**What to work on**:
Out of the lines below, please list those that hold the string "tonos".

Collected data
===
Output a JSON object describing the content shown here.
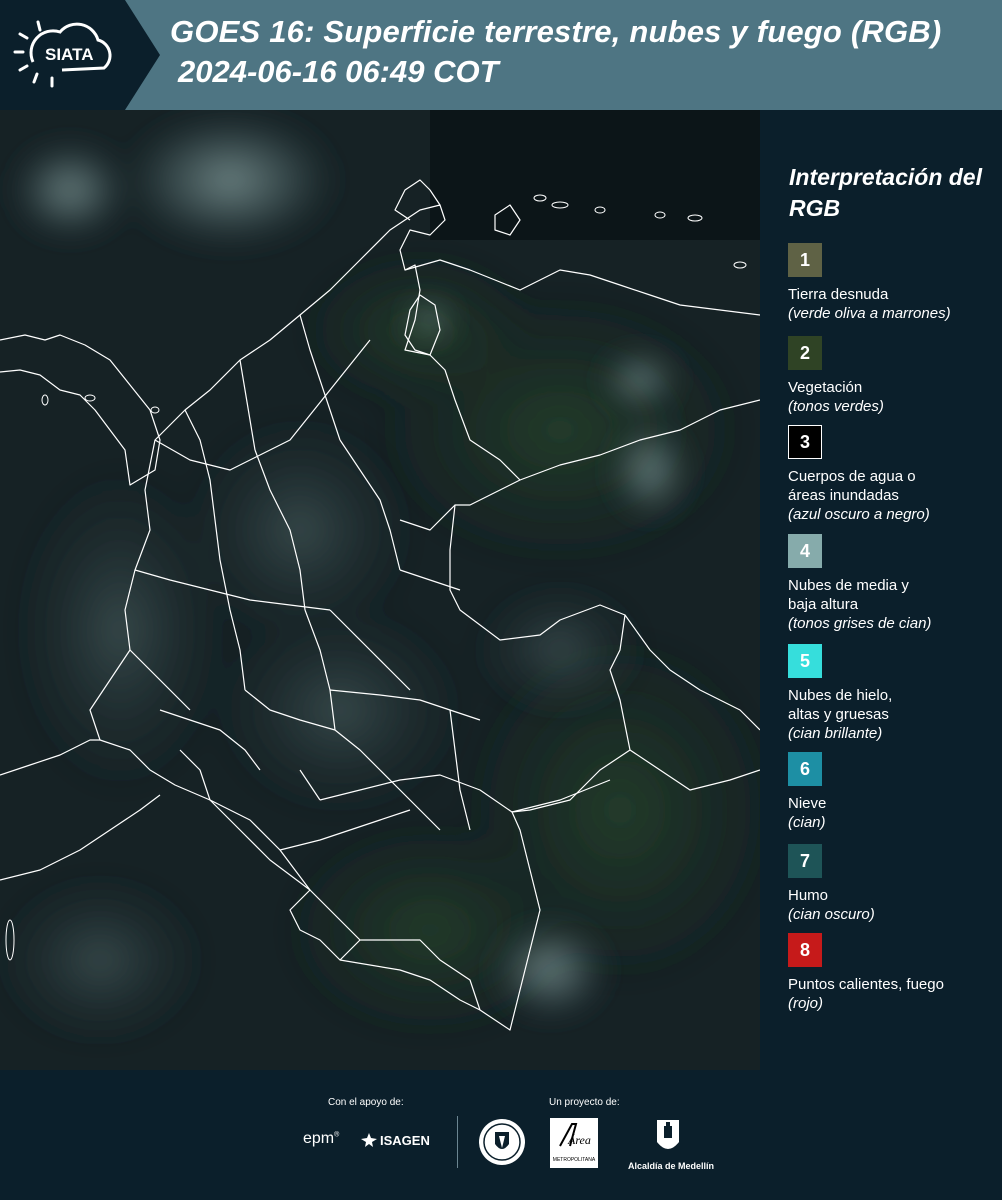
{
  "header": {
    "logo_text": "SIATA",
    "title": "GOES 16: Superficie terrestre, nubes y fuego (RGB)",
    "datetime": "2024-06-16 06:49 COT"
  },
  "map": {
    "description_icon": "satellite-rgb-map",
    "colors": {
      "ocean": "#0f1c22",
      "land": "#1c2c2a",
      "border": "#ffffff"
    }
  },
  "legend": {
    "title": "Interpretación del RGB",
    "items": [
      {
        "number": "1",
        "label": "Tierra desnuda",
        "desc": "(verde oliva a marrones)",
        "color": "#5f6245"
      },
      {
        "number": "2",
        "label": "Vegetación",
        "desc": "(tonos verdes)",
        "color": "#2f4325"
      },
      {
        "number": "3",
        "label": "Cuerpos de agua o áreas inundadas",
        "desc": "(azul oscuro a negro)",
        "color": "#000000"
      },
      {
        "number": "4",
        "label": "Nubes de media y baja altura",
        "desc": "(tonos grises de cian)",
        "color": "#86abab"
      },
      {
        "number": "5",
        "label": "Nubes de hielo, altas y gruesas",
        "desc": "(cian brillante)",
        "color": "#36dedc"
      },
      {
        "number": "6",
        "label": "Nieve",
        "desc": "(cian)",
        "color": "#1d8fa4"
      },
      {
        "number": "7",
        "label": "Humo",
        "desc": "(cian oscuro)",
        "color": "#1e5457"
      },
      {
        "number": "8",
        "label": "Puntos calientes, fuego",
        "desc": "(rojo)",
        "color": "#c61a1a"
      }
    ]
  },
  "footer": {
    "support_label": "Con el apoyo de:",
    "project_label": "Un proyecto de:",
    "sponsor1": "epm",
    "sponsor2": "ISAGEN",
    "partner1_sub": "METROPOLITANA",
    "partner1_name": "Área",
    "partner2": "Alcaldía de Medellín"
  }
}
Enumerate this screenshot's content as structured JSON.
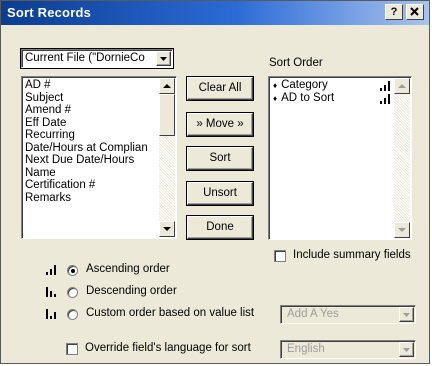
===
**Problem solution**:
        "desc": "(tonos verdes)",
        "desc": "(tonos grises de cian)",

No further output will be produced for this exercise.